Raw records

****

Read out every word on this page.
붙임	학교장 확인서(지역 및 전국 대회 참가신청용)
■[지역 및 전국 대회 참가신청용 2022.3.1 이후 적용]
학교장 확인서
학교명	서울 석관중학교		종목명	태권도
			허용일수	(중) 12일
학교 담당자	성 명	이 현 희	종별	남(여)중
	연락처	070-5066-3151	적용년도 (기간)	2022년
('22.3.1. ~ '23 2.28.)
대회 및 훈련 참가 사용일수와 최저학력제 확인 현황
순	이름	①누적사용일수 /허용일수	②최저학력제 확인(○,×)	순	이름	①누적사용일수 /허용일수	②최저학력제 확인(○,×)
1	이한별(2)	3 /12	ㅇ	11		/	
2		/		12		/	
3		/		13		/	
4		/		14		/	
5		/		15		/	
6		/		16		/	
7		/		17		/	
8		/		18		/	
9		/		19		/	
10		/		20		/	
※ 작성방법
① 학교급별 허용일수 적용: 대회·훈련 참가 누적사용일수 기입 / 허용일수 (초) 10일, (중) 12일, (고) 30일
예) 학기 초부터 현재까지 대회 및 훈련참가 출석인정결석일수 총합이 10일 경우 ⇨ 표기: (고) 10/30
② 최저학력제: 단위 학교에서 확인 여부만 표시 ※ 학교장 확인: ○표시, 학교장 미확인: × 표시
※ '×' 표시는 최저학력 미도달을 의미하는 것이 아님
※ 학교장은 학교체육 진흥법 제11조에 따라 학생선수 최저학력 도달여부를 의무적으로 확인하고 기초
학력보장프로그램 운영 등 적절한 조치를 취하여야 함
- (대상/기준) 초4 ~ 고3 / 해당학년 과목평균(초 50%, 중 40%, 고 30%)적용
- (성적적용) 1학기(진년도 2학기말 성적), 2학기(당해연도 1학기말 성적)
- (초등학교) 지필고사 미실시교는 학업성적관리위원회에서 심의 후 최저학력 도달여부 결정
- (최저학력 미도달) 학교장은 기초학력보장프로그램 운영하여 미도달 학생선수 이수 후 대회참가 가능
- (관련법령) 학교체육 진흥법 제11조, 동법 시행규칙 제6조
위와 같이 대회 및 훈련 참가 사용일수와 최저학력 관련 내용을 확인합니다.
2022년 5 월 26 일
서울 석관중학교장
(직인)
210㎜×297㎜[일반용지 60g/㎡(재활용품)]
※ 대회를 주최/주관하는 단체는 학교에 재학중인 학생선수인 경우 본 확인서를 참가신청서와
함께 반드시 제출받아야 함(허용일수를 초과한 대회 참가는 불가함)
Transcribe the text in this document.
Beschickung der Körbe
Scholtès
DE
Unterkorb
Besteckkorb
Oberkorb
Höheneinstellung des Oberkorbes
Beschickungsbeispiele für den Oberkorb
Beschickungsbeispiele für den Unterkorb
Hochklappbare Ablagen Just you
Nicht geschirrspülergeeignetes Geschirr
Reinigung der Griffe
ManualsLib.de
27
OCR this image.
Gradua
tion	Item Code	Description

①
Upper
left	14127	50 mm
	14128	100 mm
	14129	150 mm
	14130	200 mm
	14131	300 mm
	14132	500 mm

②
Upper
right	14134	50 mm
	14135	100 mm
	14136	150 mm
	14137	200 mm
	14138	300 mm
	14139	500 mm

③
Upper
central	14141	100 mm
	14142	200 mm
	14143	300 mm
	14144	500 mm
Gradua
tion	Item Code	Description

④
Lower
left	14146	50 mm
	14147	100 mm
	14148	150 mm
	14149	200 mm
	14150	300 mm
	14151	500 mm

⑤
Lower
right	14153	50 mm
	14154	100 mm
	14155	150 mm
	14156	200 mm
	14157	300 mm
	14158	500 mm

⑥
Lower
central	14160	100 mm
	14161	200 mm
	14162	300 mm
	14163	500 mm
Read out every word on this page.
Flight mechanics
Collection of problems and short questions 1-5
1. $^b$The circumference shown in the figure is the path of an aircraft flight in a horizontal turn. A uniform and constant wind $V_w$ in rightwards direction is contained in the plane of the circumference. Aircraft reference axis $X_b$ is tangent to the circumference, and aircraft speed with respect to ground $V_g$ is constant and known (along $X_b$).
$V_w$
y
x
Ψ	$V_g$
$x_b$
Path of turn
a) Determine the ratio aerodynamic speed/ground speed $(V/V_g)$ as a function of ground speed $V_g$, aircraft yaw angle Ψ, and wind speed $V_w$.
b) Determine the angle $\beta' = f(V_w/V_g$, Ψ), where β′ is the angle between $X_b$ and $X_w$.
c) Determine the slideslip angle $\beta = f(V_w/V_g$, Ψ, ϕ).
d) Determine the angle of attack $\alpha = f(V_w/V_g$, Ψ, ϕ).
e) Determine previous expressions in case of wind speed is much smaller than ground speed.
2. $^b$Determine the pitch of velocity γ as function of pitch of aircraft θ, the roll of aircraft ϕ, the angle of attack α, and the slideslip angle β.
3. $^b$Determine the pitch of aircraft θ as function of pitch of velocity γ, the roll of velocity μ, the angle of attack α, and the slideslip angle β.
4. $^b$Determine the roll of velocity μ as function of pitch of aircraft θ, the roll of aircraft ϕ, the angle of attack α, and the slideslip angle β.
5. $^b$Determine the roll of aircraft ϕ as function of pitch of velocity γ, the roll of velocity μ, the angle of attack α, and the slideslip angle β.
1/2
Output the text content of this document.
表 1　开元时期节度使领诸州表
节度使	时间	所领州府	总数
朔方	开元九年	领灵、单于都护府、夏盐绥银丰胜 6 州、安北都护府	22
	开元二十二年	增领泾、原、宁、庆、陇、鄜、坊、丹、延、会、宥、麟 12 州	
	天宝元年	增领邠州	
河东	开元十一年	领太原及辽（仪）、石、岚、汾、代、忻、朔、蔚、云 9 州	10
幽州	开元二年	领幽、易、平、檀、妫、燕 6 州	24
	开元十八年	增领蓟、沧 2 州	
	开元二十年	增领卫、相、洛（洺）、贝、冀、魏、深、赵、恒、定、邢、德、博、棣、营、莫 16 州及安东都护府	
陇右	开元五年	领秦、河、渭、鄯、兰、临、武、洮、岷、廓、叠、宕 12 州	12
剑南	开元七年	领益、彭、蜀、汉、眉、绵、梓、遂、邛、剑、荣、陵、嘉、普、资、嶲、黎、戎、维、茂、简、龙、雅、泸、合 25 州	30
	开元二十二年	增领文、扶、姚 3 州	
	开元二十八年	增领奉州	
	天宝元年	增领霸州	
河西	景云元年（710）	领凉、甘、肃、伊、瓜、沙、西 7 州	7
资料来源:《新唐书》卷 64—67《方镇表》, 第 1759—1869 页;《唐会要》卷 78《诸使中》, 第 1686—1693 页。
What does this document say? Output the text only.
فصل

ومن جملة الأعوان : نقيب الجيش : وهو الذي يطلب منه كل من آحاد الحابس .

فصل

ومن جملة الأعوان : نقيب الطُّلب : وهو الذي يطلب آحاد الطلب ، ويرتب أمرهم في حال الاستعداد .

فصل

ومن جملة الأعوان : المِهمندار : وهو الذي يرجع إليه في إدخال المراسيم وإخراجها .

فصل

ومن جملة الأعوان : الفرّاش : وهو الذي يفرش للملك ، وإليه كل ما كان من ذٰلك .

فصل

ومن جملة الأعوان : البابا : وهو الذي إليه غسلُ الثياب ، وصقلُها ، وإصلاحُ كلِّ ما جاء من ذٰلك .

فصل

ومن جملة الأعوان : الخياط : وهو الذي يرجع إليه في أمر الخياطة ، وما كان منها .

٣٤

****

■ The request ■
Emit the records above again, exactly, with no line skipped.

■ Written response ■
Read out every word on this page.
붙임	학교장 확인서(지역 및 전국 대회 참가신청용)
■[지역 및 전국 대회 참가신청용 2022.3.1 이후 적용]
학교장 확인서
학교명	서울 석관중학교		종목명	태권도
			허용일수	(중) 12일
학교 담당자	성 명	이 현 희	종별	남(여)중
	연락처	070-5066-3151	적용년도 (기간)	2022년
('22.3.1. ~ '23 2.28.)
대회 및 훈련 참가 사용일수와 최저학력제 확인 현황
순	이름	①누적사용일수 /허용일수	②최저학력제 확인(○,×)	순	이름	①누적사용일수 /허용일수	②최저학력제 확인(○,×)
1	이한별(2)	3 /12	ㅇ	11		/	
2		/		12		/	
3		/		13		/	
4		/		14		/	
5		/		15		/	
6		/		16		/	
7		/		17		/	
8		/		18		/	
9		/		19		/	
10		/		20		/	
※ 작성방법
① 학교급별 허용일수 적용: 대회·훈련 참가 누적사용일수 기입 / 허용일수 (초) 10일, (중) 12일, (고) 30일
예) 학기 초부터 현재까지 대회 및 훈련참가 출석인정결석일수 총합이 10일 경우 ⇨ 표기: (고) 10/30
② 최저학력제: 단위 학교에서 확인 여부만 표시 ※ 학교장 확인: ○표시, 학교장 미확인: × 표시
※ '×' 표시는 최저학력 미도달을 의미하는 것이 아님
※ 학교장은 학교체육 진흥법 제11조에 따라 학생선수 최저학력 도달여부를 의무적으로 확인하고 기초
학력보장프로그램 운영 등 적절한 조치를 취하여야 함
- (대상/기준) 초4 ~ 고3 / 해당학년 과목평균(초 50%, 중 40%, 고 30%)적용
- (성적적용) 1학기(진년도 2학기말 성적), 2학기(당해연도 1학기말 성적)
- (초등학교) 지필고사 미실시교는 학업성적관리위원회에서 심의 후 최저학력 도달여부 결정
- (최저학력 미도달) 학교장은 기초학력보장프로그램 운영하여 미도달 학생선수 이수 후 대회참가 가능
- (관련법령) 학교체육 진흥법 제11조, 동법 시행규칙 제6조
위와 같이 대회 및 훈련 참가 사용일수와 최저학력 관련 내용을 확인합니다.
2022년 5 월 26 일
서울 석관중학교장
(직인)
210㎜×297㎜[일반용지 60g/㎡(재활용품)]
※ 대회를 주최/주관하는 단체는 학교에 재학중인 학생선수인 경우 본 확인서를 참가신청서와
함께 반드시 제출받아야 함(허용일수를 초과한 대회 참가는 불가함)
Transcribe the text in this document.
Beschickung der Körbe
Scholtès
DE
Unterkorb
Besteckkorb
Oberkorb
Höheneinstellung des Oberkorbes
Beschickungsbeispiele für den Oberkorb
Beschickungsbeispiele für den Unterkorb
Hochklappbare Ablagen Just you
Nicht geschirrspülergeeignetes Geschirr
Reinigung der Griffe
ManualsLib.de
27
OCR this image.
Gradua
tion	Item Code	Description

①
Upper
left	14127	50 mm
	14128	100 mm
	14129	150 mm
	14130	200 mm
	14131	300 mm
	14132	500 mm

②
Upper
right	14134	50 mm
	14135	100 mm
	14136	150 mm
	14137	200 mm
	14138	300 mm
	14139	500 mm

③
Upper
central	14141	100 mm
	14142	200 mm
	14143	300 mm
	14144	500 mm
Gradua
tion	Item Code	Description

④
Lower
left	14146	50 mm
	14147	100 mm
	14148	150 mm
	14149	200 mm
	14150	300 mm
	14151	500 mm

⑤
Lower
right	14153	50 mm
	14154	100 mm
	14155	150 mm
	14156	200 mm
	14157	300 mm
	14158	500 mm

⑥
Lower
central	14160	100 mm
	14161	200 mm
	14162	300 mm
	14163	500 mm
Read out every word on this page.
Flight mechanics
Collection of problems and short questions 1-5
1. $^b$The circumference shown in the figure is the path of an aircraft flight in a horizontal turn. A uniform and constant wind $V_w$ in rightwards direction is contained in the plane of the circumference. Aircraft reference axis $X_b$ is tangent to the circumference, and aircraft speed with respect to ground $V_g$ is constant and known (along $X_b$).
$V_w$
y
x
Ψ	$V_g$
$x_b$
Path of turn
a) Determine the ratio aerodynamic speed/ground speed $(V/V_g)$ as a function of ground speed $V_g$, aircraft yaw angle Ψ, and wind speed $V_w$.
b) Determine the angle $\beta' = f(V_w/V_g$, Ψ), where β′ is the angle between $X_b$ and $X_w$.
c) Determine the slideslip angle $\beta = f(V_w/V_g$, Ψ, ϕ).
d) Determine the angle of attack $\alpha = f(V_w/V_g$, Ψ, ϕ).
e) Determine previous expressions in case of wind speed is much smaller than ground speed.
2. $^b$Determine the pitch of velocity γ as function of pitch of aircraft θ, the roll of aircraft ϕ, the angle of attack α, and the slideslip angle β.
3. $^b$Determine the pitch of aircraft θ as function of pitch of velocity γ, the roll of velocity μ, the angle of attack α, and the slideslip angle β.
4. $^b$Determine the roll of velocity μ as function of pitch of aircraft θ, the roll of aircraft ϕ, the angle of attack α, and the slideslip angle β.
5. $^b$Determine the roll of aircraft ϕ as function of pitch of velocity γ, the roll of velocity μ, the angle of attack α, and the slideslip angle β.
1/2
Output the text content of this document.
表 1　开元时期节度使领诸州表
节度使	时间	所领州府	总数
朔方	开元九年	领灵、单于都护府、夏盐绥银丰胜 6 州、安北都护府	22
	开元二十二年	增领泾、原、宁、庆、陇、鄜、坊、丹、延、会、宥、麟 12 州	
	天宝元年	增领邠州	
河东	开元十一年	领太原及辽（仪）、石、岚、汾、代、忻、朔、蔚、云 9 州	10
幽州	开元二年	领幽、易、平、檀、妫、燕 6 州	24
	开元十八年	增领蓟、沧 2 州	
	开元二十年	增领卫、相、洛（洺）、贝、冀、魏、深、赵、恒、定、邢、德、博、棣、营、莫 16 州及安东都护府	
陇右	开元五年	领秦、河、渭、鄯、兰、临、武、洮、岷、廓、叠、宕 12 州	12
剑南	开元七年	领益、彭、蜀、汉、眉、绵、梓、遂、邛、剑、荣、陵、嘉、普、资、嶲、黎、戎、维、茂、简、龙、雅、泸、合 25 州	30
	开元二十二年	增领文、扶、姚 3 州	
	开元二十八年	增领奉州	
	天宝元年	增领霸州	
河西	景云元年（710）	领凉、甘、肃、伊、瓜、沙、西 7 州	7
资料来源:《新唐书》卷 64—67《方镇表》, 第 1759—1869 页;《唐会要》卷 78《诸使中》, 第 1686—1693 页。
What does this document say? Output the text only.
فصل

ومن جملة الأعوان : نقيب الجيش : وهو الذي يطلب منه كل من آحاد الحابس .

فصل

ومن جملة الأعوان : نقيب الطُّلب : وهو الذي يطلب آحاد الطلب ، ويرتب أمرهم في حال الاستعداد .

فصل

ومن جملة الأعوان : المِهمندار : وهو الذي يرجع إليه في إدخال المراسيم وإخراجها .

فصل

ومن جملة الأعوان : الفرّاش : وهو الذي يفرش للملك ، وإليه كل ما كان من ذٰلك .

فصل

ومن جملة الأعوان : البابا : وهو الذي إليه غسلُ الثياب ، وصقلُها ، وإصلاحُ كلِّ ما جاء من ذٰلك .

فصل

ومن جملة الأعوان : الخياط : وهو الذي يرجع إليه في أمر الخياطة ، وما كان منها .

٣٤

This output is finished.